Items listed in a dataset:
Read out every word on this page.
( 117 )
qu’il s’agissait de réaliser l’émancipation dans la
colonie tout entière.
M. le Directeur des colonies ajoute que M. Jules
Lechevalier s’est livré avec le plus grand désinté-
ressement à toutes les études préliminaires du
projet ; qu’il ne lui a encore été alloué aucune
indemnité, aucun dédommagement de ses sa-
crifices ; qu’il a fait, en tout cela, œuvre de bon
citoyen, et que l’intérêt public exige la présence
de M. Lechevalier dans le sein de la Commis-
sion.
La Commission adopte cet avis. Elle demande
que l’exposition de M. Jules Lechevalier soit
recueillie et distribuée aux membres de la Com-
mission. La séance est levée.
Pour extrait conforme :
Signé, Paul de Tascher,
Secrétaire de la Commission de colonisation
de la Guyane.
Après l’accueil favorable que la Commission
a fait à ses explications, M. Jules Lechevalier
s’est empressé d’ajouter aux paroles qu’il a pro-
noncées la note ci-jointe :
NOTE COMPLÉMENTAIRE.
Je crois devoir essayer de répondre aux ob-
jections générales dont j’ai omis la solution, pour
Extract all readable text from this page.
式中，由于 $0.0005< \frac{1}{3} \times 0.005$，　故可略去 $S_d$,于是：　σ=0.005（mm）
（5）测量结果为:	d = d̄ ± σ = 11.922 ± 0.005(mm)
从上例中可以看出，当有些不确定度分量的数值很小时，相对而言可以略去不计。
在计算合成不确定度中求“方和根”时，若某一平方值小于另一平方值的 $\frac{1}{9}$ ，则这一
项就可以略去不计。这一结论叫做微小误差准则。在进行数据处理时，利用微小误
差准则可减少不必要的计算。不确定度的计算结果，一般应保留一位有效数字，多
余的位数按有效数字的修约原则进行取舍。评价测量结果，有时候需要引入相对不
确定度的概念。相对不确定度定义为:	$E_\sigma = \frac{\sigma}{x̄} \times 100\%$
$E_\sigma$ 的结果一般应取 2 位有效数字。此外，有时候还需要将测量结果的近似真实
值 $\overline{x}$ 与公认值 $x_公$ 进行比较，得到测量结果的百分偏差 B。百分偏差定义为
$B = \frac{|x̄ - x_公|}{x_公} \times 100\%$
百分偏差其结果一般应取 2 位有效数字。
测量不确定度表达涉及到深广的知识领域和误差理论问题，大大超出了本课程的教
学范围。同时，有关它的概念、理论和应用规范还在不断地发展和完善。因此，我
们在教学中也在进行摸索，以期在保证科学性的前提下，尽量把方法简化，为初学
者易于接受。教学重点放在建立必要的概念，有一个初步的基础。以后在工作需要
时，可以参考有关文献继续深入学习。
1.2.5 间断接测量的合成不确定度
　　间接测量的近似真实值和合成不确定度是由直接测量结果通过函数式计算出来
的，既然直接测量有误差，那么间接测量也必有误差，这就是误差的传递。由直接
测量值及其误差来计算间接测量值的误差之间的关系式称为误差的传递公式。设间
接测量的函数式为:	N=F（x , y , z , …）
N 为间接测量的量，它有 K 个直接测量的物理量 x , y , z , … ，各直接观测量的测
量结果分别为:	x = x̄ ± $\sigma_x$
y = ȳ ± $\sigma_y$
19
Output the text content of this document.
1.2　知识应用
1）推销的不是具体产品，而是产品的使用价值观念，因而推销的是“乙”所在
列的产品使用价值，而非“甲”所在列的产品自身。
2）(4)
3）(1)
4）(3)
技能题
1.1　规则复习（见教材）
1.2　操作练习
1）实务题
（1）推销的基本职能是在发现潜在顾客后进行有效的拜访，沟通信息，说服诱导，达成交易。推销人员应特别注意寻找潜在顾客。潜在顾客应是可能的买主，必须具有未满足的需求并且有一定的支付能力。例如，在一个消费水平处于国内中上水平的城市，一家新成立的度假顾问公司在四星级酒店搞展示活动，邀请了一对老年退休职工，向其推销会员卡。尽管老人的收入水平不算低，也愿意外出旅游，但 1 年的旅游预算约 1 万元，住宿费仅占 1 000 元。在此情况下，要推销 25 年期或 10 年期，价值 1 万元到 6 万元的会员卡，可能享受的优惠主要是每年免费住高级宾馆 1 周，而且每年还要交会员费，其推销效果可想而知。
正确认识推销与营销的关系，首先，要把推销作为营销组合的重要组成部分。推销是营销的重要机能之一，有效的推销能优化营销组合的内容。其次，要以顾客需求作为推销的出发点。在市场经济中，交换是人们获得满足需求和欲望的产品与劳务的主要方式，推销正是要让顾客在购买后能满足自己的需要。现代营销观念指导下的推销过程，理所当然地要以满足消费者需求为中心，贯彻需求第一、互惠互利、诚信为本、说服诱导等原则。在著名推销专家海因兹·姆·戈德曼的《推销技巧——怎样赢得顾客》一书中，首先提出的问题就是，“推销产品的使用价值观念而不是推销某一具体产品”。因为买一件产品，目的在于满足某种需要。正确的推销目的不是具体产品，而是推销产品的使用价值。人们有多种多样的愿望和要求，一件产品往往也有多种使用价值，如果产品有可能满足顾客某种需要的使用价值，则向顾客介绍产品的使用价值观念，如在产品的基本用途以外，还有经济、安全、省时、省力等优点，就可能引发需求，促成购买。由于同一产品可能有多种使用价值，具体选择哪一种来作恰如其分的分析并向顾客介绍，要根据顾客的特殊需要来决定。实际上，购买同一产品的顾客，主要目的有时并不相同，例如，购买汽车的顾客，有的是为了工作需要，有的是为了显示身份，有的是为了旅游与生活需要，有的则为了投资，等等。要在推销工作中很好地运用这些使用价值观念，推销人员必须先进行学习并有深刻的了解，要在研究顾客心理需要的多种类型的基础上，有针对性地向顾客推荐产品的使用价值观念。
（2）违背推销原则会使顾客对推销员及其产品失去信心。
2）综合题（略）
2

EXERCISE BRIEF:
Find the word "Lechevalier" in the entries, and copy every line it shows up in.

OUTPUT FOR THIS EXERCISE:
Lechevalier s’est livré avec le plus grand désinté-
de M. Lechevalier dans le sein de la Commis-
que l’exposition de M. Jules Lechevalier soit
a fait à ses explications, M. Jules Lechevalier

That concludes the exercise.